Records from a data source
━━━

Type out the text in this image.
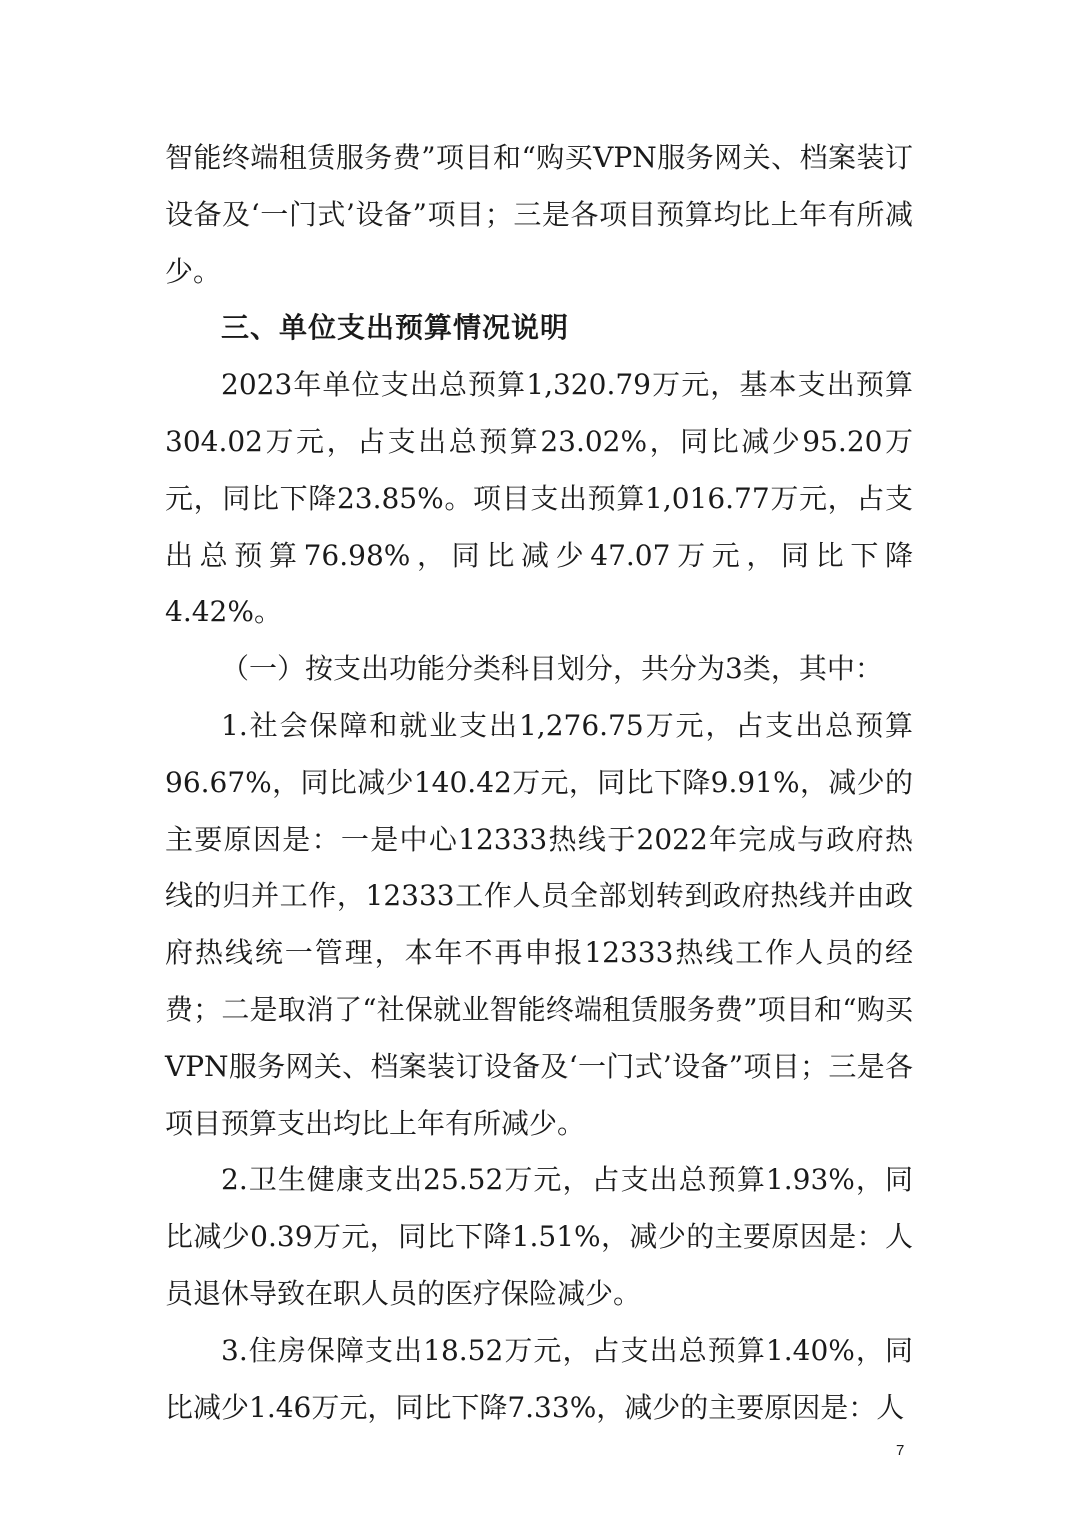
智能终端租赁服务费”项目和“购买VPN服务网关、档案装订设备及‘一门式’设备”项目；三是各项目预算均比上年有所减少。

三、单位支出预算情况说明

2023年单位支出总预算1,320.79万元，基本支出预算304.02万元，占支出总预算23.02%，同比减少95.20万元，同比下降23.85%。项目支出预算1,016.77万元，占支出总预算76.98%，同比减少47.07万元，同比下降4.42%。

（一）按支出功能分类科目划分，共分为3类，其中：

1.社会保障和就业支出1,276.75万元，占支出总预算96.67%，同比减少140.42万元，同比下降9.91%，减少的主要原因是：一是中心12333热线于2022年完成与政府热线的归并工作，12333工作人员全部划转到政府热线并由政府热线统一管理，本年不再申报12333热线工作人员的经费；二是取消了“社保就业智能终端租赁服务费”项目和“购买VPN服务网关、档案装订设备及‘一门式’设备”项目；三是各项目预算支出均比上年有所减少。

2.卫生健康支出25.52万元，占支出总预算1.93%，同比减少0.39万元，同比下降1.51%，减少的主要原因是：人员退休导致在职人员的医疗保险减少。

3.住房保障支出18.52万元，占支出总预算1.40%，同比减少1.46万元，同比下降7.33%，减少的主要原因是：人

7
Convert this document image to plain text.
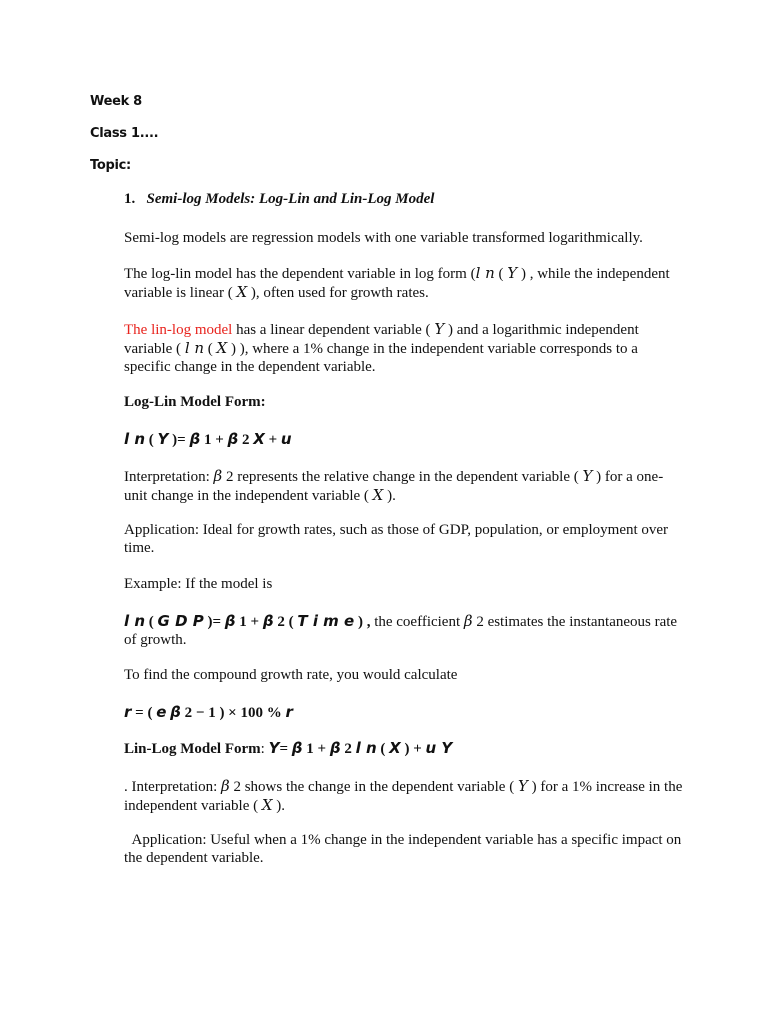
Week 8
Class 1....
Topic:
1. Semi-log Models: Log-Lin and Lin-Log Model
Semi-log models are regression models with one variable transformed logarithmically.
The log-lin model has the dependent variable in log form (l n ( Y ) , while the independent variable is linear ( X ), often used for growth rates.
The lin-log model has a linear dependent variable ( Y ) and a logarithmic independent variable ( l n ( X ) ), where a 1% change in the independent variable corresponds to a specific change in the dependent variable.
Log-Lin Model Form:
l n ( Y )= β 1 + β 2 X + u
Interpretation: β 2 represents the relative change in the dependent variable ( Y ) for a one-unit change in the independent variable ( X ).
Application: Ideal for growth rates, such as those of GDP, population, or employment over time.
Example: If the model is
l n ( G D P )= β 1 + β 2 ( T i m e ) , the coefficient β 2 estimates the instantaneous rate of growth.
To find the compound growth rate, you would calculate
r = ( e β 2 − 1 ) × 100 % r
Lin-Log Model Form: Y= β 1 + β 2 l n ( X ) + u Y
. Interpretation: β 2 shows the change in the dependent variable ( Y ) for a 1% increase in the independent variable ( X ).
Application: Useful when a 1% change in the independent variable has a specific impact on the dependent variable.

━━━

▶ **SHORT EXERCISE**
Check all the records above and select each line where the string "Application" is found.

▶ **ANSWER TO THIS TASK**
Application: Ideal for growth rates, such as those of GDP, population, or employment over time.
Application: Useful when a 1% change in the independent variable has a specific impact on the dependent variable.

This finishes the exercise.